Given problem »
Copy, from the entries below, each line where the word "Acuity" can be found.

Information given »
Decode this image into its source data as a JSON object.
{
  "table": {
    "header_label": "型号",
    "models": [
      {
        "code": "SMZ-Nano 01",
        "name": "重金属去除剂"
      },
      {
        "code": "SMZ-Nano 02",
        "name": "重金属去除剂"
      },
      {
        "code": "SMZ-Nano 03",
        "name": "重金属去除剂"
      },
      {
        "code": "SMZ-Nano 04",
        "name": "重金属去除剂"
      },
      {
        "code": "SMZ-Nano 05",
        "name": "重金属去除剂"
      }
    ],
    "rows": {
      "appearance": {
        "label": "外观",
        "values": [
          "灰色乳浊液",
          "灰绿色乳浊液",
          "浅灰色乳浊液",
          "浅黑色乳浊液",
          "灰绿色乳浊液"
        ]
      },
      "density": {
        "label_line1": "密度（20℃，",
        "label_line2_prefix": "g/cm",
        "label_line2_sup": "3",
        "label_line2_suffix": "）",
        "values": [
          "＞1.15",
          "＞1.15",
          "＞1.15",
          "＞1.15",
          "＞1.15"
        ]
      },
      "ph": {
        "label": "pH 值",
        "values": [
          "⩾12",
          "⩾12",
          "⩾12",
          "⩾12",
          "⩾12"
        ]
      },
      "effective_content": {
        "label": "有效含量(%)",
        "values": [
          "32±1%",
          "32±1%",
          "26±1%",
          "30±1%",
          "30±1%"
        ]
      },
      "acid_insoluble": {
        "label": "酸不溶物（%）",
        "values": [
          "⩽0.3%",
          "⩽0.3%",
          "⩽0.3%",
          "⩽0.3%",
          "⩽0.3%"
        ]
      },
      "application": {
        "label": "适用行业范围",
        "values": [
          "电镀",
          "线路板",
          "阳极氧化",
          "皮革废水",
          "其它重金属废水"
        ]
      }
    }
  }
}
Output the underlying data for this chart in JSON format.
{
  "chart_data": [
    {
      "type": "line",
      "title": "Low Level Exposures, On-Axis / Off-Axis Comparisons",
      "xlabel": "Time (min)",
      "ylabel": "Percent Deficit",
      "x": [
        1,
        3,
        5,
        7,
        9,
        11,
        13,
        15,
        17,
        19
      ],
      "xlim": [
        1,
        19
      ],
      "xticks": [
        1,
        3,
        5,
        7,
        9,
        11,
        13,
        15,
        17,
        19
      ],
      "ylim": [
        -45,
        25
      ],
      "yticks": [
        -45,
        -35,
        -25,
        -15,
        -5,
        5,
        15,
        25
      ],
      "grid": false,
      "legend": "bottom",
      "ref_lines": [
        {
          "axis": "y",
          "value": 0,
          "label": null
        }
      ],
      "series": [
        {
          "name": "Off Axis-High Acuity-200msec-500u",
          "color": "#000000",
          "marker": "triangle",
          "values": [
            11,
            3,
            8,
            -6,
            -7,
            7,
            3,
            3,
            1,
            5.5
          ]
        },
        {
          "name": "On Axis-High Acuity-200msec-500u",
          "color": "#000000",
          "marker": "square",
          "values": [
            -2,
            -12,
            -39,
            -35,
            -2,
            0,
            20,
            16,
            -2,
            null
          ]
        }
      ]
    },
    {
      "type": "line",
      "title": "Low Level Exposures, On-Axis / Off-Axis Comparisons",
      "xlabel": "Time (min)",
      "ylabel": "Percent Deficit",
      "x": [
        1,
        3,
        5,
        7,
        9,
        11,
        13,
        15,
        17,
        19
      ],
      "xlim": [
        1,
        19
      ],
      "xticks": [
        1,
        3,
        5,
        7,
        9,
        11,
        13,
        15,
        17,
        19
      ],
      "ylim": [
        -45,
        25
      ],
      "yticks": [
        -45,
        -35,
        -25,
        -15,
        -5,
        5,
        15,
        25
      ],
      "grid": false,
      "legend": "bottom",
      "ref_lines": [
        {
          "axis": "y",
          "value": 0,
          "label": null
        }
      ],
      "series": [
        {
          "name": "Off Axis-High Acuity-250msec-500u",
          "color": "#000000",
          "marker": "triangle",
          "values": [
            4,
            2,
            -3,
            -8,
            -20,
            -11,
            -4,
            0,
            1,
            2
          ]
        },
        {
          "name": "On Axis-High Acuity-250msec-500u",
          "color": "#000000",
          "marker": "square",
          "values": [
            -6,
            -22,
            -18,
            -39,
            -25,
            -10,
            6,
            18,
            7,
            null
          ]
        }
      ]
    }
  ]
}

Final result »
          "name": "Off Axis-High Acuity-200msec-500u",
          "name": "On Axis-High Acuity-200msec-500u",
          "name": "Off Axis-High Acuity-250msec-500u",
          "name": "On Axis-High Acuity-250msec-500u",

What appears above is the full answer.